## BEGIN DATASET CONTENT

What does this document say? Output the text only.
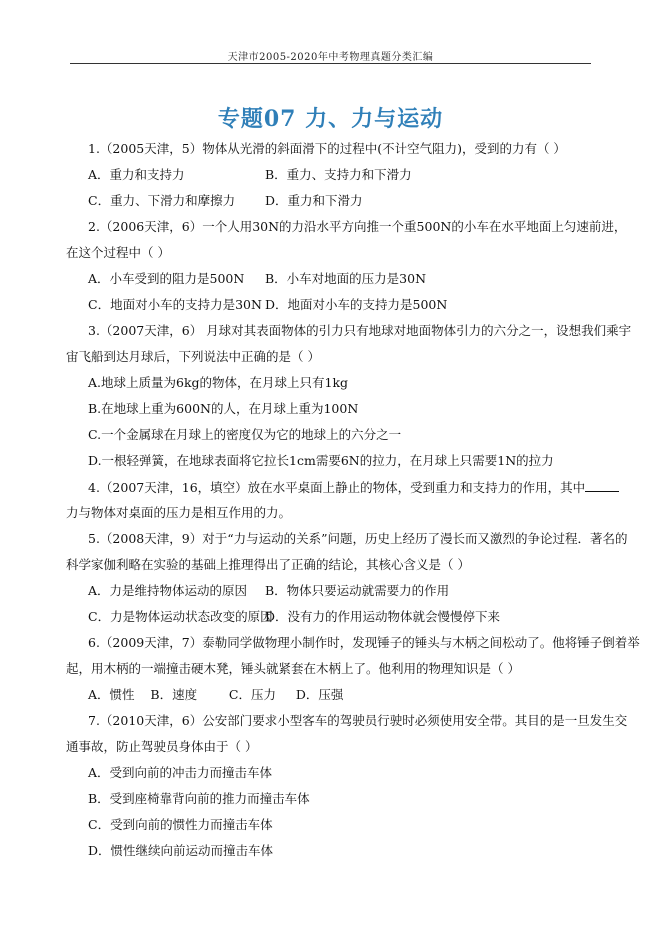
天津市2005-2020年中考物理真题分类汇编
专题07 力、力与运动
1.（2005天津，5）物体从光滑的斜面滑下的过程中(不计空气阻力)，受到的力有（ ）
A．重力和支持力	B．重力、支持力和下滑力
C．重力、下滑力和摩擦力 D．重力和下滑力
2.（2006天津，6）一个人用30N的力沿水平方向推一个重500N的小车在水平地面上匀速前进，
在这个过程中（ ）
A．小车受到的阻力是500N B．小车对地面的压力是30N
C．地面对小车的支持力是30N D．地面对小车的支持力是500N
3.（2007天津，6） 月球对其表面物体的引力只有地球对地面物体引力的六分之一，设想我们乘宇
宙飞船到达月球后，下列说法中正确的是（ ）
A.地球上质量为6kg的物体，在月球上只有1kg
B.在地球上重为600N的人，在月球上重为100N
C.一个金属球在月球上的密度仅为它的地球上的六分之一
D.一根轻弹簧，在地球表面将它拉长1cm需要6N的拉力，在月球上只需要1N的拉力
4.（2007天津，16，填空）放在水平桌面上静止的物体，受到重力和支持力的作用，其中
力与物体对桌面的压力是相互作用的力。
5.（2008天津，9）对于“力与运动的关系”问题，历史上经历了漫长而又激烈的争论过程．著名的
科学家伽利略在实验的基础上推理得出了正确的结论，其核心含义是（ ）
A．力是维持物体运动的原因 B．物体只要运动就需要力的作用
C．力是物体运动状态改变的原因
D．没有力的作用运动物体就会慢慢停下来
6.（2009天津，7）泰勒同学做物理小制作时，发现锤子的锤头与木柄之间松动了。他将锤子倒着举
起，用木柄的一端撞击硬木凳，锤头就紧套在木柄上了。他利用的物理知识是（ ）
A．惯性    B．速度        C．压力     D．压强
7.（2010天津，6）公安部门要求小型客车的驾驶员行驶时必须使用安全带。其目的是一旦发生交
通事故，防止驾驶员身体由于（ ）
A．受到向前的冲击力而撞击车体
B．受到座椅靠背向前的推力而撞击车体
C．受到向前的惯性力而撞击车体
D．惯性继续向前运动而撞击车体
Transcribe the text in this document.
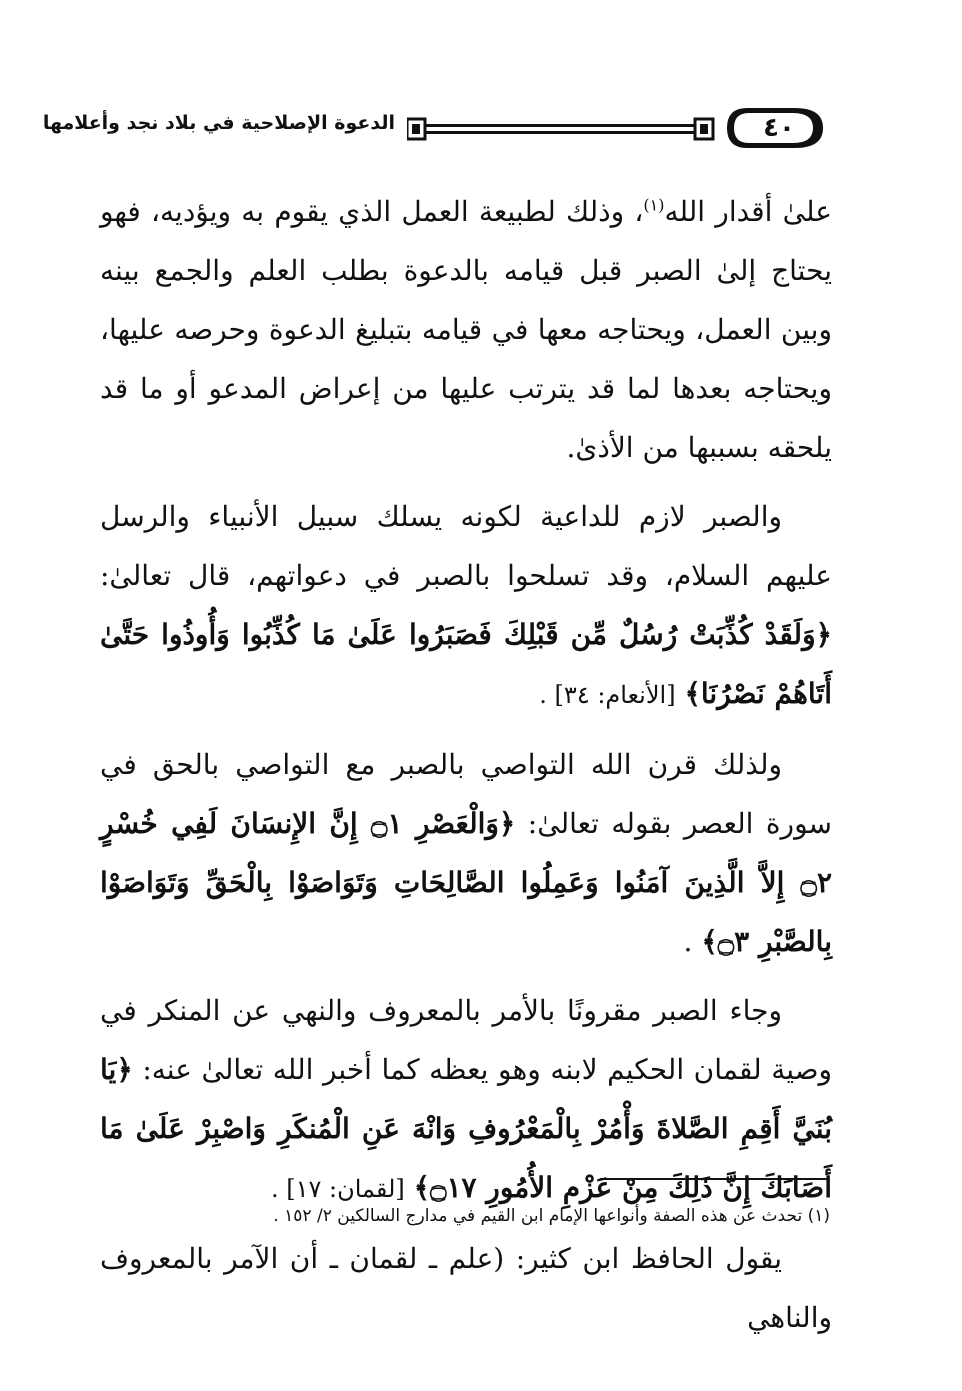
٤٠
الدعوة الإصلاحية في بلاد نجد وأعلامها

علىٰ أقدار الله$^{(١)}$، وذلك لطبيعة العمل الذي يقوم به ويؤديه، فهو يحتاج إلىٰ الصبر قبل قيامه بالدعوة بطلب العلم والجمع بينه وبين العمل، ويحتاجه معها في قيامه بتبليغ الدعوة وحرصه عليها، ويحتاجه بعدها لما قد يترتب عليها من إعراض المدعو أو ما قد يلحقه بسببها من الأذىٰ.

والصبر لازم للداعية لكونه يسلك سبيل الأنبياء والرسل عليهم السلام، وقد تسلحوا بالصبر في دعواتهم، قال تعالىٰ: ﴿وَلَقَدْ كُذِّبَتْ رُسُلٌ مِّن قَبْلِكَ فَصَبَرُوا عَلَىٰ مَا كُذِّبُوا وَأُوذُوا حَتَّىٰ أَتَاهُمْ نَصْرُنَا﴾ [الأنعام: ٣٤] .

ولذلك قرن الله التواصي بالصبر مع التواصي بالحق في سورة العصر بقوله تعالىٰ: ﴿وَالْعَصْرِ ۝١ إِنَّ الإِنسَانَ لَفِي خُسْرٍ ۝٢ إِلاَّ الَّذِينَ آمَنُوا وَعَمِلُوا الصَّالِحَاتِ وَتَوَاصَوْا بِالْحَقِّ وَتَوَاصَوْا بِالصَّبْرِ ۝٣﴾ .

وجاء الصبر مقرونًا بالأمر بالمعروف والنهي عن المنكر في وصية لقمان الحكيم لابنه وهو يعظه كما أخبر الله تعالىٰ عنه: ﴿يَا بُنَيَّ أَقِمِ الصَّلاةَ وَأْمُرْ بِالْمَعْرُوفِ وَانْهَ عَنِ الْمُنكَرِ وَاصْبِرْ عَلَىٰ مَا أَصَابَكَ إِنَّ ذَلِكَ مِنْ عَزْمِ الأُمُورِ ۝١٧﴾ [لقمان: ١٧] .

يقول الحافظ ابن كثير: (علم ـ لقمان ـ أن الآمر بالمعروف والناهي

(١) تحدث عن هذه الصفة وأنواعها الإمام ابن القيم في مدارج السالكين ٢/ ١٥٢ .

## END DATASET CONTENT

Copy all the data exactly as written, but skip any picture.

What does this document say? Output the text only.
天津市2005-2020年中考物理真题分类汇编
专题07 力、力与运动
1.（2005天津，5）物体从光滑的斜面滑下的过程中(不计空气阻力)，受到的力有（ ）
A．重力和支持力	B．重力、支持力和下滑力
C．重力、下滑力和摩擦力 D．重力和下滑力
2.（2006天津，6）一个人用30N的力沿水平方向推一个重500N的小车在水平地面上匀速前进，
在这个过程中（ ）
A．小车受到的阻力是500N B．小车对地面的压力是30N
C．地面对小车的支持力是30N D．地面对小车的支持力是500N
3.（2007天津，6） 月球对其表面物体的引力只有地球对地面物体引力的六分之一，设想我们乘宇
宙飞船到达月球后，下列说法中正确的是（ ）
A.地球上质量为6kg的物体，在月球上只有1kg
B.在地球上重为600N的人，在月球上重为100N
C.一个金属球在月球上的密度仅为它的地球上的六分之一
D.一根轻弹簧，在地球表面将它拉长1cm需要6N的拉力，在月球上只需要1N的拉力
4.（2007天津，16，填空）放在水平桌面上静止的物体，受到重力和支持力的作用，其中
力与物体对桌面的压力是相互作用的力。
5.（2008天津，9）对于“力与运动的关系”问题，历史上经历了漫长而又激烈的争论过程．著名的
科学家伽利略在实验的基础上推理得出了正确的结论，其核心含义是（ ）
A．力是维持物体运动的原因 B．物体只要运动就需要力的作用
C．力是物体运动状态改变的原因
D．没有力的作用运动物体就会慢慢停下来
6.（2009天津，7）泰勒同学做物理小制作时，发现锤子的锤头与木柄之间松动了。他将锤子倒着举
起，用木柄的一端撞击硬木凳，锤头就紧套在木柄上了。他利用的物理知识是（ ）
A．惯性    B．速度        C．压力     D．压强
7.（2010天津，6）公安部门要求小型客车的驾驶员行驶时必须使用安全带。其目的是一旦发生交
通事故，防止驾驶员身体由于（ ）
A．受到向前的冲击力而撞击车体
B．受到座椅靠背向前的推力而撞击车体
C．受到向前的惯性力而撞击车体
D．惯性继续向前运动而撞击车体
Transcribe the text in this document.
٤٠
الدعوة الإصلاحية في بلاد نجد وأعلامها

علىٰ أقدار الله$^{(١)}$، وذلك لطبيعة العمل الذي يقوم به ويؤديه، فهو يحتاج إلىٰ الصبر قبل قيامه بالدعوة بطلب العلم والجمع بينه وبين العمل، ويحتاجه معها في قيامه بتبليغ الدعوة وحرصه عليها، ويحتاجه بعدها لما قد يترتب عليها من إعراض المدعو أو ما قد يلحقه بسببها من الأذىٰ.

والصبر لازم للداعية لكونه يسلك سبيل الأنبياء والرسل عليهم السلام، وقد تسلحوا بالصبر في دعواتهم، قال تعالىٰ: ﴿وَلَقَدْ كُذِّبَتْ رُسُلٌ مِّن قَبْلِكَ فَصَبَرُوا عَلَىٰ مَا كُذِّبُوا وَأُوذُوا حَتَّىٰ أَتَاهُمْ نَصْرُنَا﴾ [الأنعام: ٣٤] .

ولذلك قرن الله التواصي بالصبر مع التواصي بالحق في سورة العصر بقوله تعالىٰ: ﴿وَالْعَصْرِ ۝١ إِنَّ الإِنسَانَ لَفِي خُسْرٍ ۝٢ إِلاَّ الَّذِينَ آمَنُوا وَعَمِلُوا الصَّالِحَاتِ وَتَوَاصَوْا بِالْحَقِّ وَتَوَاصَوْا بِالصَّبْرِ ۝٣﴾ .

وجاء الصبر مقرونًا بالأمر بالمعروف والنهي عن المنكر في وصية لقمان الحكيم لابنه وهو يعظه كما أخبر الله تعالىٰ عنه: ﴿يَا بُنَيَّ أَقِمِ الصَّلاةَ وَأْمُرْ بِالْمَعْرُوفِ وَانْهَ عَنِ الْمُنكَرِ وَاصْبِرْ عَلَىٰ مَا أَصَابَكَ إِنَّ ذَلِكَ مِنْ عَزْمِ الأُمُورِ ۝١٧﴾ [لقمان: ١٧] .

يقول الحافظ ابن كثير: (علم ـ لقمان ـ أن الآمر بالمعروف والناهي

(١) تحدث عن هذه الصفة وأنواعها الإمام ابن القيم في مدارج السالكين ٢/ ١٥٢ .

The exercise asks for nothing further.